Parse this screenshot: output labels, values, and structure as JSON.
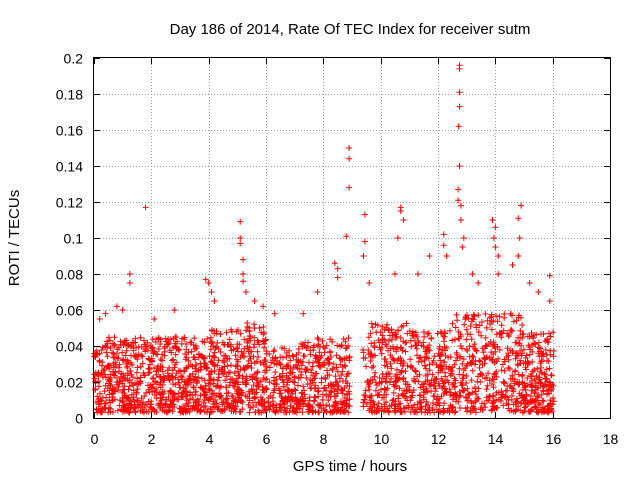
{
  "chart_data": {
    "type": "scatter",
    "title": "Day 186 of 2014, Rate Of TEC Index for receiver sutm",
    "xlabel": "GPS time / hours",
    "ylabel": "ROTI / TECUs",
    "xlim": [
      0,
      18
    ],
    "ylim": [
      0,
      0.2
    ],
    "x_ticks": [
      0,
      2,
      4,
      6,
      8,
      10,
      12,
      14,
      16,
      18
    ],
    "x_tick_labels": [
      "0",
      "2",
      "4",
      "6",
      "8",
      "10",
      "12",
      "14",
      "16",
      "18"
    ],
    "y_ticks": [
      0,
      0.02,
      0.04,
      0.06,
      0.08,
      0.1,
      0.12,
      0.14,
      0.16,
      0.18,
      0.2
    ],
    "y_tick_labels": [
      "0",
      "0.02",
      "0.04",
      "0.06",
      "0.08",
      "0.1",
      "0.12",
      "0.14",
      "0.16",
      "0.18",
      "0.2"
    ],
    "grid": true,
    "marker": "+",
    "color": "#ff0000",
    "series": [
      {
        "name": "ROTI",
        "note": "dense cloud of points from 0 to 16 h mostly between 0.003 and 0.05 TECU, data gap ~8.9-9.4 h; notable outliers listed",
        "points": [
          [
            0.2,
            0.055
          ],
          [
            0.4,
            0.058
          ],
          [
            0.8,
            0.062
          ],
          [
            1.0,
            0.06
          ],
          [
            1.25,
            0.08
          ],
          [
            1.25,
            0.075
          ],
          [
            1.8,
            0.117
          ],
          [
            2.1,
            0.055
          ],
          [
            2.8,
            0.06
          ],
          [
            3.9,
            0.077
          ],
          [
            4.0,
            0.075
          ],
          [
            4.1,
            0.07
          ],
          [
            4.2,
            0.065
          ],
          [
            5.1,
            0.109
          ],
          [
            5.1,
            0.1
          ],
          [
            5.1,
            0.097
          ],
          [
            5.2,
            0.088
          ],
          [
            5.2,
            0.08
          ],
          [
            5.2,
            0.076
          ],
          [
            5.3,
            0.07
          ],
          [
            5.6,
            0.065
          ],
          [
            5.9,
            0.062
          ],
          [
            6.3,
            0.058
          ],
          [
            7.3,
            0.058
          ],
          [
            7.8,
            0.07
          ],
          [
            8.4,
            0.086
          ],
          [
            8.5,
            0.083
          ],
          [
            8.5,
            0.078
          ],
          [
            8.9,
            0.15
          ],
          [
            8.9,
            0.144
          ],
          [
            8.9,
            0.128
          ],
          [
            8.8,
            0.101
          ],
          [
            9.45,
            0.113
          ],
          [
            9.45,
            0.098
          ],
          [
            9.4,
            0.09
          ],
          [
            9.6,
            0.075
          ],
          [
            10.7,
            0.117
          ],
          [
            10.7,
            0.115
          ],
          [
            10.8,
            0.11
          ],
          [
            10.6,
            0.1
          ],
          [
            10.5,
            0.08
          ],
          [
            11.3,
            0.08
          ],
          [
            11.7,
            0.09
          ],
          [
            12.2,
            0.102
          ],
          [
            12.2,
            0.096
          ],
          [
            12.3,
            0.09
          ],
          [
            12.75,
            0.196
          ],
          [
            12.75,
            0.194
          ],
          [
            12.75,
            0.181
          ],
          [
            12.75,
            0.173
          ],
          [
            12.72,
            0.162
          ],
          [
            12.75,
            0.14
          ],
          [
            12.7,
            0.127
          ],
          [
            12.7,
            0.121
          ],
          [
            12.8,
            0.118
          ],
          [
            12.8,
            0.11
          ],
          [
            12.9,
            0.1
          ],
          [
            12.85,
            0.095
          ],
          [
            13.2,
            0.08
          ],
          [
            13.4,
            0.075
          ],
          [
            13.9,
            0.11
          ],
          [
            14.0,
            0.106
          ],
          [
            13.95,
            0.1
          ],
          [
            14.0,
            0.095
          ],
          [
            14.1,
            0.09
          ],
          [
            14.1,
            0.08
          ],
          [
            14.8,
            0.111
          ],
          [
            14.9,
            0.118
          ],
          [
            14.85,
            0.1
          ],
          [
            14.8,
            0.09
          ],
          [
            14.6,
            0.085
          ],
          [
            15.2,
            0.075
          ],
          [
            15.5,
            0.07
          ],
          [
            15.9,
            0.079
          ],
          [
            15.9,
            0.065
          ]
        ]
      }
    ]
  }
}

━━━━━━━━━━━━━━━━

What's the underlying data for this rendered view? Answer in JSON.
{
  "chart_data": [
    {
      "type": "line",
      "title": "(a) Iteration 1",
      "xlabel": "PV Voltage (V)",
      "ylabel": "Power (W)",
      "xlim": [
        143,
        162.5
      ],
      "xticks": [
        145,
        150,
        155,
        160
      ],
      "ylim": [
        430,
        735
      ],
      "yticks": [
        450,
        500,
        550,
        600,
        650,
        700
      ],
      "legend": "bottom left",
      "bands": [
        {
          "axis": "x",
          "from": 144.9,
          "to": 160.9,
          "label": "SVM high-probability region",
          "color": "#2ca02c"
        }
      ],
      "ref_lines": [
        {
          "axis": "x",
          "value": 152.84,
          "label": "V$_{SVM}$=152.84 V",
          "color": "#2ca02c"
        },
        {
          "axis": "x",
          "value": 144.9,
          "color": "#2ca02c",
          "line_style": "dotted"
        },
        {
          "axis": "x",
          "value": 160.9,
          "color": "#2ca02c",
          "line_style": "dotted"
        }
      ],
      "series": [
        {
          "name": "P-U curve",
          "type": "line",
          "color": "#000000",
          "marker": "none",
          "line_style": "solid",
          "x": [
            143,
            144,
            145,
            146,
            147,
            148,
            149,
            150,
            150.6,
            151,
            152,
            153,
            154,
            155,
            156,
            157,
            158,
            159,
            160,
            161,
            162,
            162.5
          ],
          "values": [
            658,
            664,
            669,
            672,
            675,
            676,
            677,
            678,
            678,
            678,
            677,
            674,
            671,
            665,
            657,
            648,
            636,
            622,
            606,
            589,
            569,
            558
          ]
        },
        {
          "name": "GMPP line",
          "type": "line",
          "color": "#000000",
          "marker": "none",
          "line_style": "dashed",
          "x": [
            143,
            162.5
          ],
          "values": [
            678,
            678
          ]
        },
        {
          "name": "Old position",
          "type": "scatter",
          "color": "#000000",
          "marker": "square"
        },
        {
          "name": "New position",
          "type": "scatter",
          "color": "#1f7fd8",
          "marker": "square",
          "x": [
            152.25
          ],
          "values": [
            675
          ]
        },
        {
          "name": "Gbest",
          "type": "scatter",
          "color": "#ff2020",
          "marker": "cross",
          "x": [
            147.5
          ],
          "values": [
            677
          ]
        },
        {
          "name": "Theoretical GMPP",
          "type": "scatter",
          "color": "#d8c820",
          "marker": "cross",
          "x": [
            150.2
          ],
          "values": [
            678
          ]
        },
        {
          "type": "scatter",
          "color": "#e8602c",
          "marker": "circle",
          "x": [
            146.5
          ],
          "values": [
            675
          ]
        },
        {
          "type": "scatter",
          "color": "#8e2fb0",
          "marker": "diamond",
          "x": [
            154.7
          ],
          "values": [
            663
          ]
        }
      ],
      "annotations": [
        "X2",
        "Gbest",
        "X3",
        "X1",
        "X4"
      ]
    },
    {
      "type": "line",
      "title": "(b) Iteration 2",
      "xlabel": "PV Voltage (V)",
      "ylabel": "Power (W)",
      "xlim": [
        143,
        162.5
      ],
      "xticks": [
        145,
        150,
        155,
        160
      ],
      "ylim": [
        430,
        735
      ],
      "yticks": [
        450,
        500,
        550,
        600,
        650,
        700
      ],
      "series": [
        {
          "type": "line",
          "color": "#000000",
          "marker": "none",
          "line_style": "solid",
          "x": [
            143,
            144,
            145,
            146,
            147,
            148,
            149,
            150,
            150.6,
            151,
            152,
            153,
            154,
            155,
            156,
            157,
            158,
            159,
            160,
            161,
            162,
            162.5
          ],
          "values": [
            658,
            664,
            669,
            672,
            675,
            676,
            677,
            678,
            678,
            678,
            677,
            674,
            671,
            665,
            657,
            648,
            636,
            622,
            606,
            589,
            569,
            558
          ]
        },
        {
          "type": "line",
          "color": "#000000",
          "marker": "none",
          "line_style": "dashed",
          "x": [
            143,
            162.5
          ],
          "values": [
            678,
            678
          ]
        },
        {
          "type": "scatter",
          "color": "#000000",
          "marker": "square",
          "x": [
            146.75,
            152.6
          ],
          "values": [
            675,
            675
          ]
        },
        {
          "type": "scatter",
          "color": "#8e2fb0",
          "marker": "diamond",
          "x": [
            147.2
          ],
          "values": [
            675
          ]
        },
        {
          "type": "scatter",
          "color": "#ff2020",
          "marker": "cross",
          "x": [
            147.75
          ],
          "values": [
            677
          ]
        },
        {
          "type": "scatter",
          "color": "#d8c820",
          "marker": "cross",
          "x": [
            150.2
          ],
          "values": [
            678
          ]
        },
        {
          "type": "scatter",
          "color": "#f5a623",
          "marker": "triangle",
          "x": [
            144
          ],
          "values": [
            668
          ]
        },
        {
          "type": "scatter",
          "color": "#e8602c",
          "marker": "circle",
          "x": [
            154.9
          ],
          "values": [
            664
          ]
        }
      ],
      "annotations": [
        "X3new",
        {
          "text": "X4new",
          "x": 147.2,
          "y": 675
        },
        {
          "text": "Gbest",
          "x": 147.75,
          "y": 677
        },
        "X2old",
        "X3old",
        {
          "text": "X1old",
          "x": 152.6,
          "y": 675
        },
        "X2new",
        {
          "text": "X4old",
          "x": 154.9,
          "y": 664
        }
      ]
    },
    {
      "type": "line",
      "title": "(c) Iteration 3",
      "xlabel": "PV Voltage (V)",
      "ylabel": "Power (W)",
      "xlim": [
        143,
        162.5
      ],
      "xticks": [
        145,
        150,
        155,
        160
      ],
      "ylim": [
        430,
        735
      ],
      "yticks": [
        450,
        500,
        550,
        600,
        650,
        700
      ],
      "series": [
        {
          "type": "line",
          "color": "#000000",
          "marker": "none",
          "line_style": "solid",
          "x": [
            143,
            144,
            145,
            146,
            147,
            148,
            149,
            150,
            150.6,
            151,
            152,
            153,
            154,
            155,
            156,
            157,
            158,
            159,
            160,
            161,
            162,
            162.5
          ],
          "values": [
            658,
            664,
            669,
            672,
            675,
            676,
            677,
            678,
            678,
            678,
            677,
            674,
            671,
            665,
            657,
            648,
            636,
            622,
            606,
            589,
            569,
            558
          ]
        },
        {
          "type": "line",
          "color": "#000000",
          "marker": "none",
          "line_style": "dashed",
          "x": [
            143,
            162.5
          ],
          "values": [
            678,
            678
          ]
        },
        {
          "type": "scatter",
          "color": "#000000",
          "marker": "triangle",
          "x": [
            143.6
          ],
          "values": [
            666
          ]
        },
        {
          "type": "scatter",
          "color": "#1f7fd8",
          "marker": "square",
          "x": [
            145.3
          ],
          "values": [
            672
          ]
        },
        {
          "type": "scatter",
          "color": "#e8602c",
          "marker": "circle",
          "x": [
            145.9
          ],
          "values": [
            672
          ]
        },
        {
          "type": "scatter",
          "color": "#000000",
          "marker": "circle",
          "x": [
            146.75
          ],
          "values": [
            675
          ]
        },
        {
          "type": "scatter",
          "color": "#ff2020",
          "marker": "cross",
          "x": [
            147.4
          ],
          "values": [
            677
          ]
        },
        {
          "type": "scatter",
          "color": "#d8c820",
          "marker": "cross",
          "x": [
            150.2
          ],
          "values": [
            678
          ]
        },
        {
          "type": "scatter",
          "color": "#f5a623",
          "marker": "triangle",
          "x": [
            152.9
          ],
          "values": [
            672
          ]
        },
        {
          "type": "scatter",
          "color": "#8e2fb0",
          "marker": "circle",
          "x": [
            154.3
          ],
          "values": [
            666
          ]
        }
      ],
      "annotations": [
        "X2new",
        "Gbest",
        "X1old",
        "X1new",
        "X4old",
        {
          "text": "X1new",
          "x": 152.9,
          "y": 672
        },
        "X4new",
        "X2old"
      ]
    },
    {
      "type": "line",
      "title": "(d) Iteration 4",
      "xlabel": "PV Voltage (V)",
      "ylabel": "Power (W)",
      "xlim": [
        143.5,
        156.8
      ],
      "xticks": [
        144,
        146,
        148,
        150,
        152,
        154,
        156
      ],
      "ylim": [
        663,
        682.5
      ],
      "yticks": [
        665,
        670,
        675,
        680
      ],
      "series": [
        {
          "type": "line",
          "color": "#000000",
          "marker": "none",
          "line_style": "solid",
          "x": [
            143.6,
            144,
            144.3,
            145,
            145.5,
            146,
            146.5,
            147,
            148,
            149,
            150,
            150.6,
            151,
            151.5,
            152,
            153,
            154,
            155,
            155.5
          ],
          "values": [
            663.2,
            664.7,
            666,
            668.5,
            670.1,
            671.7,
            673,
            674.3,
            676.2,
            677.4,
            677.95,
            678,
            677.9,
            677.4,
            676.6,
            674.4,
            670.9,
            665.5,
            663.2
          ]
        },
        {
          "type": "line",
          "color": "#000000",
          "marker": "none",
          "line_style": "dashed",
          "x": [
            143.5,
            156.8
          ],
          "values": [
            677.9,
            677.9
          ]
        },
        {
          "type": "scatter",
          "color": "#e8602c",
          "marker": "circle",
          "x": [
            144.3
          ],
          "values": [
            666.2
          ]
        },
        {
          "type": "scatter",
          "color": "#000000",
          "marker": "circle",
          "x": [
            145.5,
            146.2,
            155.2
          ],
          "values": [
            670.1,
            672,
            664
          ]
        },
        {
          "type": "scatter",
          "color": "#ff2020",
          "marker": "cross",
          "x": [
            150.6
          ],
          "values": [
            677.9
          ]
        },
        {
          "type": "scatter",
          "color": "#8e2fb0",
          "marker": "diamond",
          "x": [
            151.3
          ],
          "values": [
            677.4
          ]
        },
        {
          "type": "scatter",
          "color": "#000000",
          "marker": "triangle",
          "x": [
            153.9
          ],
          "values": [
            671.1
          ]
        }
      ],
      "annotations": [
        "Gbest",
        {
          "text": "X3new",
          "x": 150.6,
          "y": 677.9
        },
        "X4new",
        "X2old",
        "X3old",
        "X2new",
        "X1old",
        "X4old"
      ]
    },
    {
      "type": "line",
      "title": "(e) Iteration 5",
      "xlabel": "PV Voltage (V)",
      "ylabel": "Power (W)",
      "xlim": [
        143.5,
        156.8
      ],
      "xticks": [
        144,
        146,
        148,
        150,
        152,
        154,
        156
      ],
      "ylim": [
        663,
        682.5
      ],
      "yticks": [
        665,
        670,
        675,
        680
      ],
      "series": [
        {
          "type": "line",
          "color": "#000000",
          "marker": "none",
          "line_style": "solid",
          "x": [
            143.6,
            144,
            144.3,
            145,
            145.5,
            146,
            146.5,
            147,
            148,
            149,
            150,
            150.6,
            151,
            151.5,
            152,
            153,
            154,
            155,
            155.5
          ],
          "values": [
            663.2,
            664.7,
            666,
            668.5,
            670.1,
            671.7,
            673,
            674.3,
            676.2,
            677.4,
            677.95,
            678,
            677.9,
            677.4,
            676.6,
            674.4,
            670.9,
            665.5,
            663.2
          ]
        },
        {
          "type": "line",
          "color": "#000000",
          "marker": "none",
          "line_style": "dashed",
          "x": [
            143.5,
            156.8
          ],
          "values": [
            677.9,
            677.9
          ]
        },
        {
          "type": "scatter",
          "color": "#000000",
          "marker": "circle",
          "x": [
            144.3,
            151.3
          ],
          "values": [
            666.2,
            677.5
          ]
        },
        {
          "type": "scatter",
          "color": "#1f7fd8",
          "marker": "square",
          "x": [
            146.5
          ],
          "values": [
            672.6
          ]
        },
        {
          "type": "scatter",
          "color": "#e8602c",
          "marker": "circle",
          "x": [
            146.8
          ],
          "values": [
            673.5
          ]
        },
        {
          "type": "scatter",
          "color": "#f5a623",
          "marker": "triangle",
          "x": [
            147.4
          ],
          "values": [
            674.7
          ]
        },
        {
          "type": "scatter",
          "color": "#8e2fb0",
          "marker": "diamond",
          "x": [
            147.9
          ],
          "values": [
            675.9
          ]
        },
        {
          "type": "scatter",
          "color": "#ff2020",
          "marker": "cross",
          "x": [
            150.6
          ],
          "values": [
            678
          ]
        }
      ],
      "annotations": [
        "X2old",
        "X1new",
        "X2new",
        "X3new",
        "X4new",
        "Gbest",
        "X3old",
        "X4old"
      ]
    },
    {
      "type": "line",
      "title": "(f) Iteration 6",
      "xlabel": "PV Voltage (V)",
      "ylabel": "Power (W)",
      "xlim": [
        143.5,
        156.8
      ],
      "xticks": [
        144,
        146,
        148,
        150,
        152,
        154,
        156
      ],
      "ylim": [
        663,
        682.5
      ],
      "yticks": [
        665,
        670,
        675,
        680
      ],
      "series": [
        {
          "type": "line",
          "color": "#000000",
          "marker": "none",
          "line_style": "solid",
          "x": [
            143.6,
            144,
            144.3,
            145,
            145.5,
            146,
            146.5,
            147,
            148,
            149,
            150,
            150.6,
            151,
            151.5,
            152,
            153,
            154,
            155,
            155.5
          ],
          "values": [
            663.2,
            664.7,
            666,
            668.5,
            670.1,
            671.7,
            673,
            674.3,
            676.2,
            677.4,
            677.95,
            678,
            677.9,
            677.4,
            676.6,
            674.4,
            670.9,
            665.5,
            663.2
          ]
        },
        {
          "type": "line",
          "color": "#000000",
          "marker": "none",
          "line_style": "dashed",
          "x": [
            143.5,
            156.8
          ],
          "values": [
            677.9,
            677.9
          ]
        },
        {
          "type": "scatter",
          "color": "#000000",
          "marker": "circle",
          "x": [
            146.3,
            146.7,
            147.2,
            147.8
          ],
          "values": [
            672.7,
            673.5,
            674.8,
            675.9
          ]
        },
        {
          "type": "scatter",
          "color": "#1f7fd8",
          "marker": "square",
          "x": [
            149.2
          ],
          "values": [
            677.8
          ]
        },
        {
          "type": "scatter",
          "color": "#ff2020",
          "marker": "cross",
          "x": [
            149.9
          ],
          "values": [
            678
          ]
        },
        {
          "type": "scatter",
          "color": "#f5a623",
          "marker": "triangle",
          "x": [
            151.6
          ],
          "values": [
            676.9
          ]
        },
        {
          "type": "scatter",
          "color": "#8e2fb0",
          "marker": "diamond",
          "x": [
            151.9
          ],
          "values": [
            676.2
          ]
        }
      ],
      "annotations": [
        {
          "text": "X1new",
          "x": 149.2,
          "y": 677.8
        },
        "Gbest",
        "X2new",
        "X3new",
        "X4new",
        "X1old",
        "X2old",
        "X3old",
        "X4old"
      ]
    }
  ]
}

━━━━━━━━━━━━━━━━

== Exercise objective ==
Give only the number of lines in the data that hold the string "text".

== Expected answer ==
7